JOB A → Transcribe the passage of the Pop Aye interview between "Kirsten: Well it" and "makes it unique.", inclusive.

··· SOURCE DOCUMENT

Sundance 17 Interview with Kirsten Tan, Writer and Director of Pop Aye:

The thrill of interviewing in Sundance is that you see a film, you have an impression and while it is still fresh, you meet the filmmakers without having much time for any research or reflection. As Kirsten, her producer Weijie Lai and I sat down at the Sundance Co-op on Main Street in Park City, I really had little idea of where the interview would take us, somewhat analogous to her film in which an architect, disenchanted with life in general, being put aside as “old” in his own highly successful architectural firm, and in a stale relationship with his wife. By chance he bumps into his long-lost elephant on the streets of Bangkok and takes him on a journey across Thailand in search of the farm where they grew up together. The encounters and reflections that ensue surprise and delight and bring us to a new understanding of the precious moments shared and the swift passing of time.

Tell me how this film came to be.

Weijie: “Pop Aye” had lots of traction in development. And lots of sales agents were interested in it since it began with the Berlinale Talents Script Station in 2014.

Kirsten: We met a lot of people there and it was invited from there to TorinoFilmLab where we had a great experience. We were so surprised when it won The Production Award there.

Weijie: We had no idea and I had already left when we heard we won. Kirsten called me and I was standing in line for the plane.

Kirsten: It won US$75,000 which really propelled it forward.

Then it was invited to the Cannes Atelier which gave us even more impetus. We had lots of attention by then.

Weijei: The Singapore Film Commission put in production money from a fund it has for first time filmmakers called The New Talent Feature Grant.

Kirsten: By that time, we were just “riding the beast”. It had taken on a life of its own.

Why do you think it was such a hit?

Kirsten: Well it is a unique story and has a specificity of time and place to it. And I was not just milking the elephant as a story.

I was trying to keep the film authentic and true to life in Thailand with a particular sensibility which makes it unique.

I loved the people he meets along the way. Each one even if playing a very small part, like the Buddhist priest, is so special. The beggar at the gas station was really wonderful and to learn of his full story was so engaging; I felt a compassion.

All the people were people I really met — the beggar, the social outcast, the fortune teller. I lived in Thailand two years and met these people there.

I thought you were Thai since the film was all about Thailand. In fact I wanted to see this film because I have a cousin in Thailand who owns two elephants. They were abused and are now in shelters.

······

JOB B → In the records that follow, repeat word for word the lines between the line holding "x-tick-label: 0 xyxy=(44,401,52,416)" and the line holding "x-axis-title: Draw xyxy=(133,256,169,272)", inclusive.

··· AVAILABLE RECORDS

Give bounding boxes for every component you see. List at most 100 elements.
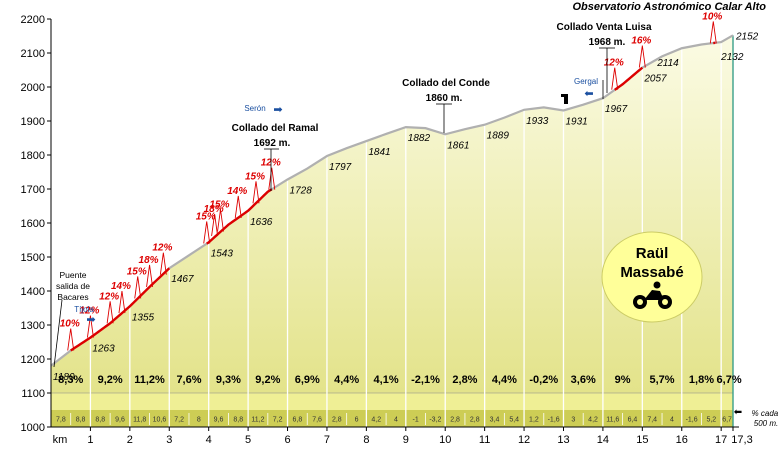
x-tick-label: 1 (87, 434, 93, 446)
peak-gradient-label: 15% (245, 171, 265, 182)
peak-gradient-label: 14% (227, 186, 247, 197)
seron-arrow-icon: ➡ (273, 104, 282, 116)
peak-gradient-label: 14% (111, 281, 131, 292)
author-first-name: Raül (636, 245, 669, 262)
tijola-arrow-icon: ➡ (86, 314, 95, 326)
y-tick-label: 1300 (21, 320, 45, 332)
half-km-gradient-label: 4,2 (371, 417, 381, 424)
y-tick-label: 1700 (21, 184, 45, 196)
y-tick-label: 2200 (21, 14, 45, 26)
peak-gradient-label: 10% (702, 11, 722, 22)
peak-pointer (612, 68, 618, 90)
peak-gradient-label: 12% (99, 291, 119, 302)
half-km-gradient-label: -1,6 (548, 417, 560, 424)
venta-name: Collado Venta Luisa (556, 22, 651, 33)
x-tick-label: 10 (439, 434, 451, 446)
half-km-gradient-label: 6,4 (628, 417, 638, 424)
half-km-gradient-label: 8,8 (76, 417, 86, 424)
y-tick-label: 2000 (21, 82, 45, 94)
annotation-gergal: Gergal ⬅ (574, 77, 603, 100)
km-gradient-label: 5,7% (650, 374, 675, 386)
half-km-gradient-label: 7,2 (273, 417, 283, 424)
km-altitude-label: 1967 (605, 104, 628, 115)
half-km-gradient-label: 8,8 (233, 417, 243, 424)
half-km-gradient-label: 5,4 (509, 417, 519, 424)
km-gradient-label: 11,2% (134, 374, 165, 386)
km-gradient-label: 9,2% (98, 374, 123, 386)
peak-gradient-label: 15% (127, 266, 147, 277)
km-altitude-label: 1355 (132, 312, 155, 323)
gergal-label: Gergal (574, 77, 598, 86)
y-tick-label: 1200 (21, 354, 45, 366)
half-km-gradient-label: 6 (355, 417, 359, 424)
km-gradient-label: 8,3% (58, 374, 83, 386)
km-altitude-label: 1931 (565, 116, 587, 127)
km-gradient-label: -2,1% (411, 374, 440, 386)
half-km-gradient-label: 8 (197, 417, 201, 424)
half-km-gradient-label: 6,8 (293, 417, 303, 424)
km-altitude-label: 1263 (92, 344, 115, 355)
half-km-gradient-label: 10,6 (153, 417, 167, 424)
puente-label-line: salida de (56, 281, 90, 291)
km-altitude-label: 1861 (447, 140, 469, 151)
peak-gradient-label: 16% (631, 36, 651, 47)
annotation-conde: Collado del Conde 1860 m. (402, 78, 490, 133)
conde-altitude: 1860 m. (426, 93, 463, 104)
half-km-gradient-label: 9,6 (214, 417, 224, 424)
x-tick-label: 5 (245, 434, 251, 446)
km-altitude-label: 1797 (329, 162, 352, 173)
x-tick-label: 6 (284, 434, 290, 446)
y-tick-label: 1500 (21, 252, 45, 264)
tijola-label: Tíjola (74, 305, 94, 314)
half-km-gradient-label: 2,8 (470, 417, 480, 424)
x-tick-label: 8 (363, 434, 369, 446)
km-gradient-label: 9% (615, 374, 631, 386)
half-km-gradient-label: 6,7 (722, 417, 732, 424)
km-gradient-label: 9,2% (255, 374, 280, 386)
peak-pointer (68, 329, 74, 351)
x-axis-label: km (53, 434, 68, 446)
y-tick-label: 1100 (21, 388, 45, 400)
x-tick-label: 12 (518, 434, 530, 446)
y-tick-label: 1000 (21, 422, 45, 434)
legend-text: % cada 500 m. (752, 409, 780, 428)
km-altitude-label: 2152 (735, 31, 759, 42)
peak-pointer (147, 265, 153, 287)
peak-pointer (269, 168, 275, 190)
peak-pointer (639, 46, 645, 68)
x-tick-label: 15 (636, 434, 648, 446)
band-background (51, 393, 733, 410)
x-tick-label: 11 (479, 434, 490, 446)
km-altitude-label: 1467 (171, 274, 194, 285)
peak-gradient-label: 10% (60, 319, 80, 330)
half-km-gradient-label: 11,2 (251, 417, 264, 424)
km-gradient-label: 9,3% (216, 374, 241, 386)
peak-pointer (710, 21, 716, 43)
half-km-gradient-label: 7,8 (56, 417, 66, 424)
peak-pointer (135, 276, 141, 298)
peak-pointer (107, 301, 113, 323)
peak-gradient-label: 18% (139, 255, 159, 266)
author-badge: Raül Massabé (602, 232, 702, 322)
x-tick-label: 14 (597, 434, 609, 446)
km-gradient-label: 4,1% (374, 374, 399, 386)
ramal-altitude: 1692 m. (254, 138, 291, 149)
gergal-arrow-icon: ⬅ (584, 88, 593, 100)
x-tick-label: 3 (166, 434, 172, 446)
x-tick-label: 16 (676, 434, 688, 446)
chart-title: Observatorio Astronómico Calar Alto (572, 1, 766, 13)
peak-gradient-label: 12% (152, 243, 172, 254)
x-tick-label: 7 (324, 434, 330, 446)
half-km-gradient-label: 4 (394, 417, 398, 424)
half-km-gradient-label: 4,2 (588, 417, 598, 424)
x-tick-label: 13 (557, 434, 569, 446)
km-gradient-label: -0,2% (529, 374, 558, 386)
half-km-gradient-label: -3,2 (429, 417, 441, 424)
x-tick-label: 17 (715, 434, 727, 446)
peak-pointer (204, 221, 210, 243)
half-km-gradient-label: 1,2 (529, 417, 539, 424)
half-km-gradient-label: -1,6 (686, 417, 698, 424)
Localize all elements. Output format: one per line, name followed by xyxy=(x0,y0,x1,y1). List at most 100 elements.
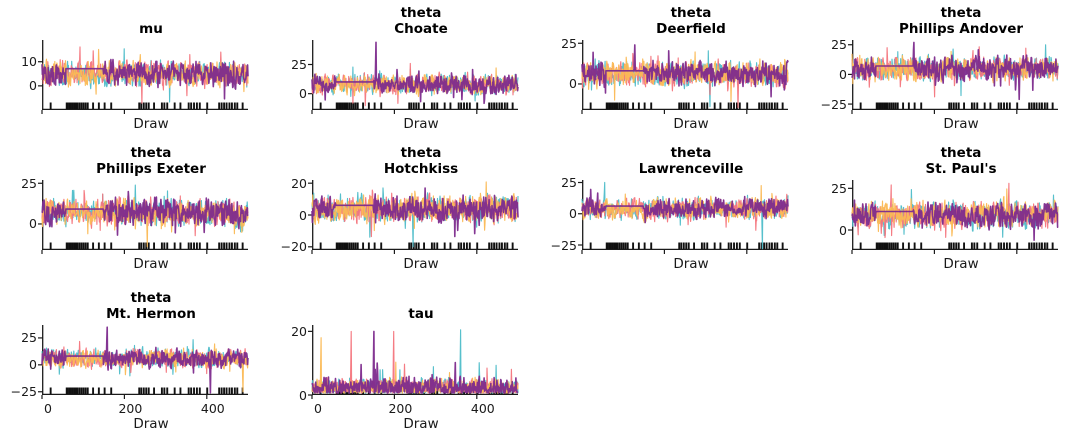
x-tick-label: 0 xyxy=(44,401,52,416)
y-tick-label: −25 xyxy=(550,237,577,253)
plot-row: 0 25 xyxy=(276,40,524,116)
y-tick-label: 0 xyxy=(299,86,307,102)
trace-plot xyxy=(848,180,1059,256)
y-axis-tick-labels: −25 0 25 xyxy=(6,325,42,399)
panel-title-line: Phillips Exeter xyxy=(96,161,206,177)
y-tick-label: 0 xyxy=(29,216,37,232)
panel-title-line: Lawrenceville xyxy=(638,161,744,177)
panel-title-line: theta xyxy=(940,145,982,161)
panel-title-line: Choate xyxy=(394,21,448,37)
chain-trace-chain-4 xyxy=(41,326,249,394)
y-axis-tick-labels: 0 20 xyxy=(276,323,312,403)
trace-panel-mu: mu 0 10 Draw xyxy=(0,0,270,140)
y-tick-label: 0 xyxy=(569,76,577,92)
y-tick-label: 0 xyxy=(839,222,847,238)
panel-title-line: Mt. Hermon xyxy=(106,306,196,322)
panel-title: theta Phillips Exeter xyxy=(48,143,254,177)
trace-plot-canvas xyxy=(308,180,519,254)
x-axis-title: Draw xyxy=(133,256,169,272)
panel-title-line: Hotchkiss xyxy=(383,161,459,177)
trace-plot-canvas xyxy=(308,40,519,114)
panel-title-line: theta xyxy=(400,145,442,161)
chain-trace-chain-4 xyxy=(311,187,519,238)
y-tick-label: 0 xyxy=(29,78,37,94)
y-tick-label: 0 xyxy=(299,207,307,223)
x-tick-label: 0 xyxy=(314,401,322,416)
plot-row: −20 0 20 xyxy=(276,176,524,256)
trace-panel-theta-choate: theta Choate 0 25 Draw xyxy=(270,0,540,140)
y-tick-label: 20 xyxy=(291,175,307,191)
chain-trace-chain-4 xyxy=(311,330,519,394)
panel-title: theta St. Paul's xyxy=(858,143,1064,177)
panel-title-line: theta xyxy=(130,145,172,161)
y-axis-tick-labels: 0 25 xyxy=(276,40,312,110)
x-axis-title: Draw xyxy=(403,116,439,132)
panel-title-line: theta xyxy=(670,5,712,21)
x-tick-label: 400 xyxy=(200,401,225,416)
x-axis-title: Draw xyxy=(133,116,169,132)
x-tick-label: 200 xyxy=(118,401,143,416)
y-tick-label: 10 xyxy=(21,54,37,70)
trace-plot-canvas xyxy=(38,325,249,399)
panel-title: theta Phillips Andover xyxy=(858,3,1064,37)
panel-title-line: St. Paul's xyxy=(925,161,997,177)
y-tick-label: 25 xyxy=(561,35,577,51)
y-tick-label: −25 xyxy=(10,384,37,400)
chain-trace-chain-4 xyxy=(851,199,1059,242)
trace-plot xyxy=(308,40,519,116)
trace-plot-canvas xyxy=(848,180,1059,254)
plot-row: −25 0 25 xyxy=(6,325,254,401)
panel-title-line: theta xyxy=(400,5,442,21)
x-axis-title: Draw xyxy=(943,256,979,272)
trace-plot-canvas xyxy=(38,180,249,254)
chain-trace-chain-4 xyxy=(851,41,1059,101)
y-tick-label: 25 xyxy=(561,175,577,190)
y-tick-label: 0 xyxy=(839,66,847,82)
plot-row: 0 25 xyxy=(6,176,254,256)
trace-panel-theta-deerfield: theta Deerfield 0 25 Draw xyxy=(540,0,810,140)
panel-title: theta Choate xyxy=(318,3,524,37)
trace-plot xyxy=(38,40,249,116)
trace-panel-theta-phillips-andover: theta Phillips Andover −25 0 25 Draw xyxy=(810,0,1080,140)
trace-plot xyxy=(848,40,1059,116)
panel-title-line: Deerfield xyxy=(656,21,726,37)
trace-plot xyxy=(38,180,249,256)
trace-plot-canvas xyxy=(848,40,1059,114)
y-axis-tick-labels: −20 0 20 xyxy=(276,176,312,255)
trace-plot xyxy=(308,325,519,401)
y-tick-label: 25 xyxy=(831,37,847,53)
y-axis-tick-labels: −25 0 25 xyxy=(546,175,582,253)
plot-row: −25 0 25 xyxy=(546,175,794,256)
y-axis-tick-labels: 0 25 xyxy=(546,36,582,110)
trace-panel-theta-st-pauls: theta St. Paul's 0 25 Draw xyxy=(810,140,1080,285)
y-tick-label: 20 xyxy=(291,323,307,339)
y-axis-tick-labels: 0 25 xyxy=(816,180,852,250)
x-axis-title: Draw xyxy=(403,416,439,430)
plot-row: 0 25 xyxy=(816,180,1064,256)
y-tick-label: 25 xyxy=(21,330,37,346)
trace-plot-canvas xyxy=(308,325,519,399)
panel-title-line: theta xyxy=(130,290,172,306)
plot-row: 0 20 xyxy=(276,323,524,403)
panel-title: theta Mt. Hermon xyxy=(48,288,254,322)
panel-title-line: mu xyxy=(139,21,163,37)
panel-title-line: theta xyxy=(940,5,982,21)
chain-trace-chain-4 xyxy=(581,44,789,98)
panel-title-line: theta xyxy=(670,145,712,161)
chain-trace-chain-4 xyxy=(311,41,519,105)
trace-panel-theta-lawrenceville: theta Lawrenceville −25 0 25 Draw xyxy=(540,140,810,285)
y-axis-tick-labels: 0 10 xyxy=(6,40,42,110)
trace-plot-canvas xyxy=(578,40,789,114)
plot-row: 0 25 xyxy=(546,36,794,116)
y-tick-label: 25 xyxy=(831,180,847,196)
y-tick-label: −25 xyxy=(820,96,847,112)
trace-plot xyxy=(578,40,789,116)
y-tick-label: −20 xyxy=(280,239,307,255)
y-tick-label: 0 xyxy=(299,387,307,403)
trace-plot xyxy=(578,180,789,256)
trace-panel-theta-phillips-exeter: theta Phillips Exeter 0 25 Draw xyxy=(0,140,270,285)
y-tick-label: 25 xyxy=(21,175,37,191)
plot-row: 0 10 xyxy=(6,40,254,116)
panel-title: theta Lawrenceville xyxy=(588,143,794,177)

······

WRITTEN ANSWER A →
Kirsten: Well it is a unique story and has a specificity of time and place to it. And I was not just milking the elephant as a story.

I was trying to keep the film authentic and true to life in Thailand with a particular sensibility which makes it unique.

WRITTEN ANSWER B →
x-tick-label: 0 xyxy=(44,401,52,416)
y-tick-label: −25 xyxy=(550,237,577,253)
plot-row: 0 25 xyxy=(276,40,524,116)
y-tick-label: 0 xyxy=(299,86,307,102)
trace-plot xyxy=(848,180,1059,256)
y-axis-tick-labels: −25 0 25 xyxy=(6,325,42,399)
panel-title-line: Phillips Exeter xyxy=(96,161,206,177)
y-tick-label: 0 xyxy=(29,216,37,232)
panel-title-line: Lawrenceville xyxy=(638,161,744,177)
panel-title-line: theta xyxy=(940,145,982,161)
panel-title-line: Choate xyxy=(394,21,448,37)
chain-trace-chain-4 xyxy=(41,326,249,394)
y-axis-tick-labels: 0 20 xyxy=(276,323,312,403)
trace-panel-mu: mu 0 10 Draw xyxy=(0,0,270,140)
y-tick-label: 0 xyxy=(569,76,577,92)
y-tick-label: 0 xyxy=(839,222,847,238)
panel-title-line: Mt. Hermon xyxy=(106,306,196,322)
panel-title: theta Phillips Exeter xyxy=(48,143,254,177)
trace-plot-canvas xyxy=(308,180,519,254)
x-axis-title: Draw xyxy=(133,256,169,272)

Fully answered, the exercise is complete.